DIRECTIONS FOR THIS TASK:
Search the listing below for "girls". Copy each matching line.
================
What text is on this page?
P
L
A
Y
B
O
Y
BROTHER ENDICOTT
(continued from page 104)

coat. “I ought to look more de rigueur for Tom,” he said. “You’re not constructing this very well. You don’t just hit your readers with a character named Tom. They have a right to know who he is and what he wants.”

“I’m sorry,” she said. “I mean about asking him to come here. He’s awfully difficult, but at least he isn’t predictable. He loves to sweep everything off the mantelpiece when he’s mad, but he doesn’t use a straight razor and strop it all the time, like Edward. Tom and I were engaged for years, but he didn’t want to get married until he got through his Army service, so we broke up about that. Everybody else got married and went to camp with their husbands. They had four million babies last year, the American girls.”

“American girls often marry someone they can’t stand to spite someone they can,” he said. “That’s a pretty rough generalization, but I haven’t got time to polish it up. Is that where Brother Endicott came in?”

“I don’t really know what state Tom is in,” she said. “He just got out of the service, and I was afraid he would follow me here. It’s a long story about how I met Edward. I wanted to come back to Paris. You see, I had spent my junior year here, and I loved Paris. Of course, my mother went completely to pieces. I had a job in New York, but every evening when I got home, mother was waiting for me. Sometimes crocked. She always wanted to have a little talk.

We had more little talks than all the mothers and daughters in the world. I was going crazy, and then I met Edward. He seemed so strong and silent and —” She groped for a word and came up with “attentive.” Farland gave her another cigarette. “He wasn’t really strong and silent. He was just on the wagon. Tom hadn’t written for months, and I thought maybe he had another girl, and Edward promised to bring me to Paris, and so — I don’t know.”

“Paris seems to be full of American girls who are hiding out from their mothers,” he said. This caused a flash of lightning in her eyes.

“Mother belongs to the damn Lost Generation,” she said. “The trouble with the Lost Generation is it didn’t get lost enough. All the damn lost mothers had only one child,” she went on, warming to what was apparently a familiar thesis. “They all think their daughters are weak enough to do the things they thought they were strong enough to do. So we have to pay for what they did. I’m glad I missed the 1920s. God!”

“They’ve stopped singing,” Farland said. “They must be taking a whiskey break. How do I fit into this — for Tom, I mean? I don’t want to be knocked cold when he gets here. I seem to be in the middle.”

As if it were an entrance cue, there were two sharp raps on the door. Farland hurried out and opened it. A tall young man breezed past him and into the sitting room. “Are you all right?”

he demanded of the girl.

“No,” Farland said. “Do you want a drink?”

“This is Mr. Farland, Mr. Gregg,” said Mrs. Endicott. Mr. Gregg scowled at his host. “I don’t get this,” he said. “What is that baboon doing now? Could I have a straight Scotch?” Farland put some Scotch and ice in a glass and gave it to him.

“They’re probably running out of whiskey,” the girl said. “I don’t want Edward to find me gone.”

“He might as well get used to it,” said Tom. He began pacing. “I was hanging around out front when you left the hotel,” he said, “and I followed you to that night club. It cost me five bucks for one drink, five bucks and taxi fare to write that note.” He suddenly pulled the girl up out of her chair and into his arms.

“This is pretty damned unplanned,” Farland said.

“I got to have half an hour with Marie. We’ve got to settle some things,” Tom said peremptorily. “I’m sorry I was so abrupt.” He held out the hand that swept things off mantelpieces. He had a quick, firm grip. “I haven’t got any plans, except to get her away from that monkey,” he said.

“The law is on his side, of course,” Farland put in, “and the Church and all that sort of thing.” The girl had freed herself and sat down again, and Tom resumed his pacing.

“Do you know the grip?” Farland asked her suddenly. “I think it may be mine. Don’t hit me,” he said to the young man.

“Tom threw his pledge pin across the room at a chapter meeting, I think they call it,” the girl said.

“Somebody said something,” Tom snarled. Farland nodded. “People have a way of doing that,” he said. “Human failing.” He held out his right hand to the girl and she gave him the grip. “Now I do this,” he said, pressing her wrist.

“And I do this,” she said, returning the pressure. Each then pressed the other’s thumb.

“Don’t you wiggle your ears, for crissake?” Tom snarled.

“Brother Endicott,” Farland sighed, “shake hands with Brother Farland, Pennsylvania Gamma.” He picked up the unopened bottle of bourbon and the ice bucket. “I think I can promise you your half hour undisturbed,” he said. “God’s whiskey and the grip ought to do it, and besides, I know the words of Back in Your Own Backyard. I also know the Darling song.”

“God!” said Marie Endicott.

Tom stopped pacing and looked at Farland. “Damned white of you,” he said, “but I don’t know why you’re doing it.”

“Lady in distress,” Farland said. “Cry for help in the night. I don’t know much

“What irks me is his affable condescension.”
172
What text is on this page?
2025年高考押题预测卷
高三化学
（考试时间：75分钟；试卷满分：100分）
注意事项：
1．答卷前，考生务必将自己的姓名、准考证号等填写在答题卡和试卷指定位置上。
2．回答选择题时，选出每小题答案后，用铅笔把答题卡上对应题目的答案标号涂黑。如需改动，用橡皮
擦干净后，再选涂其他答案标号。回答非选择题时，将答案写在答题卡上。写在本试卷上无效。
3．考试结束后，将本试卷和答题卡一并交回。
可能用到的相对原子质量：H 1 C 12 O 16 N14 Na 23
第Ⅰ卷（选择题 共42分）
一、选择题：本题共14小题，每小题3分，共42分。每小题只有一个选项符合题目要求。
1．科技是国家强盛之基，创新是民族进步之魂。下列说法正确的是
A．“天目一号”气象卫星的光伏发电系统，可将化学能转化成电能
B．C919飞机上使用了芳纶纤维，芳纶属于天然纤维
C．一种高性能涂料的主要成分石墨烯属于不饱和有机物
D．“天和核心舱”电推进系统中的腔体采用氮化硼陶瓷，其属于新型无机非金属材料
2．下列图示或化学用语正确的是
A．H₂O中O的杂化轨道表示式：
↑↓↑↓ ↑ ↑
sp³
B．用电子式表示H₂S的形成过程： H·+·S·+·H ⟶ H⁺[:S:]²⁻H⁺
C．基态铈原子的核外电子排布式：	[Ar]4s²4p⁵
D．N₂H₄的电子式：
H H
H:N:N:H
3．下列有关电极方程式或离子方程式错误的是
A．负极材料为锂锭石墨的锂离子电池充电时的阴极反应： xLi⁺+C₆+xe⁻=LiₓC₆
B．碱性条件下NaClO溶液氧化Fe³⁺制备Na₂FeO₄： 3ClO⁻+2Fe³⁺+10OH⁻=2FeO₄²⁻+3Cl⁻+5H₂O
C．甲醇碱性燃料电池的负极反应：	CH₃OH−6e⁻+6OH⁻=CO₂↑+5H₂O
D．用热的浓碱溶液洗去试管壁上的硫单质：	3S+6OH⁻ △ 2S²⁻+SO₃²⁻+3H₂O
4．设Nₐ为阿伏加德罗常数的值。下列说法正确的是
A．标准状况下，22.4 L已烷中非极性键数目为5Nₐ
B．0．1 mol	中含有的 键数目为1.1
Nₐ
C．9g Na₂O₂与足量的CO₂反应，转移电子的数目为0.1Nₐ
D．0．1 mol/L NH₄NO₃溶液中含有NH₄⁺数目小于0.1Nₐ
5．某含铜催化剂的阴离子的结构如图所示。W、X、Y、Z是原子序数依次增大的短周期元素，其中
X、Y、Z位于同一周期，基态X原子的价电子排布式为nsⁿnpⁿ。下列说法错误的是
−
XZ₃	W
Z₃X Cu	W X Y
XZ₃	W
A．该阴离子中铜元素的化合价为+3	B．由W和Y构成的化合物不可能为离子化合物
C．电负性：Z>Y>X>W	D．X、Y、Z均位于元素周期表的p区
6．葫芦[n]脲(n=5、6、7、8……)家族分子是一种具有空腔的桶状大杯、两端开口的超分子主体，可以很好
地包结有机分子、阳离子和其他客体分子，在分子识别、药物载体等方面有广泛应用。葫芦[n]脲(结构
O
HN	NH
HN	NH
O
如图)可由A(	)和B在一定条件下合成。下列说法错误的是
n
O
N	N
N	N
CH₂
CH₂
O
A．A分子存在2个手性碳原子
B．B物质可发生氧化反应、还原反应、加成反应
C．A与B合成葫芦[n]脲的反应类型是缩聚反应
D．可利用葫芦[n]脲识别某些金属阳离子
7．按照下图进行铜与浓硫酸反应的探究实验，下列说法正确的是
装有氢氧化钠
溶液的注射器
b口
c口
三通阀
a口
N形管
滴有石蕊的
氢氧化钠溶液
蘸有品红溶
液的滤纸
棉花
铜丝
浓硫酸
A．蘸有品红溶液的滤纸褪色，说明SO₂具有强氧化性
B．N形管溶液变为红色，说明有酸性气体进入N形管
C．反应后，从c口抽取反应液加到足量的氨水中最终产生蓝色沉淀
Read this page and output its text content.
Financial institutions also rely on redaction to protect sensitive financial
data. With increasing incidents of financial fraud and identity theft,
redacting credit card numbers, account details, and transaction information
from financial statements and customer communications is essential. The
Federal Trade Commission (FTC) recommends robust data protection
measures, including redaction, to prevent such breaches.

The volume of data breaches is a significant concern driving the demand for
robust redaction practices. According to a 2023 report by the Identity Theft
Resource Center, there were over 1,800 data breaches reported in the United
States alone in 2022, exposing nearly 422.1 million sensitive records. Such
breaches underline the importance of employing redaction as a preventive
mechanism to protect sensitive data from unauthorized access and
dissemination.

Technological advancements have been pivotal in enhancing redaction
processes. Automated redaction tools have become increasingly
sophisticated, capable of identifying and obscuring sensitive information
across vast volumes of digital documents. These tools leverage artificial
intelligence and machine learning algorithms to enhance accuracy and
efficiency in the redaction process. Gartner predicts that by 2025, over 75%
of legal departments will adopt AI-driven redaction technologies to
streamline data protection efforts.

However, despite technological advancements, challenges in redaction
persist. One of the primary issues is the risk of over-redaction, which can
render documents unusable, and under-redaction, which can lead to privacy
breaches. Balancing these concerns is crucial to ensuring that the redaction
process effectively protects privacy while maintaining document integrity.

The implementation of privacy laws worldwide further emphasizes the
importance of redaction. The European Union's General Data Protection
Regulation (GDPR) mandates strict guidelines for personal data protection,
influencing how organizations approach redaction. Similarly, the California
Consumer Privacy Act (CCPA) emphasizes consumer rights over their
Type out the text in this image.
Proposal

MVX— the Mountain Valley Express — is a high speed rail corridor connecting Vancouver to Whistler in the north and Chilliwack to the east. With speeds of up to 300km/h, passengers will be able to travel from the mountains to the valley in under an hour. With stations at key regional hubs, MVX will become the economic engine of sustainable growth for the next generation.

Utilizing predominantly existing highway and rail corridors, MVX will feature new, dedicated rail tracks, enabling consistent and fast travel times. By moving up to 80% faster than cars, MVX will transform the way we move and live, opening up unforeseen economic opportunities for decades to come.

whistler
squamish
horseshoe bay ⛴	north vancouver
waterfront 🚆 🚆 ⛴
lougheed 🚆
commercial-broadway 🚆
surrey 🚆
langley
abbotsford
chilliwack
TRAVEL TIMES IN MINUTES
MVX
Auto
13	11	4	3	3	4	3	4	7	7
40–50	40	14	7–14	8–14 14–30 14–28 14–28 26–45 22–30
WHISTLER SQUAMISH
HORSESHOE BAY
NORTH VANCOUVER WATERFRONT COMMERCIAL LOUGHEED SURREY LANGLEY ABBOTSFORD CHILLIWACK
================
TASK RESULT:
“I’m sorry,” she said. “I mean about asking him to come here. He’s awfully difficult, but at least he isn’t predictable. He loves to sweep everything off the mantelpiece when he’s mad, but he doesn’t use a straight razor and strop it all the time, like Edward. Tom and I were engaged for years, but he didn’t want to get married until he got through his Army service, so we broke up about that. Everybody else got married and went to camp with their husbands. They had four million babies last year, the American girls.”
“American girls often marry someone they can’t stand to spite someone they can,” he said. “That’s a pretty rough generalization, but I haven’t got time to polish it up. Is that where Brother Endicott came in?”
“Paris seems to be full of American girls who are hiding out from their mothers,” he said. This caused a flash of lightning in her eyes.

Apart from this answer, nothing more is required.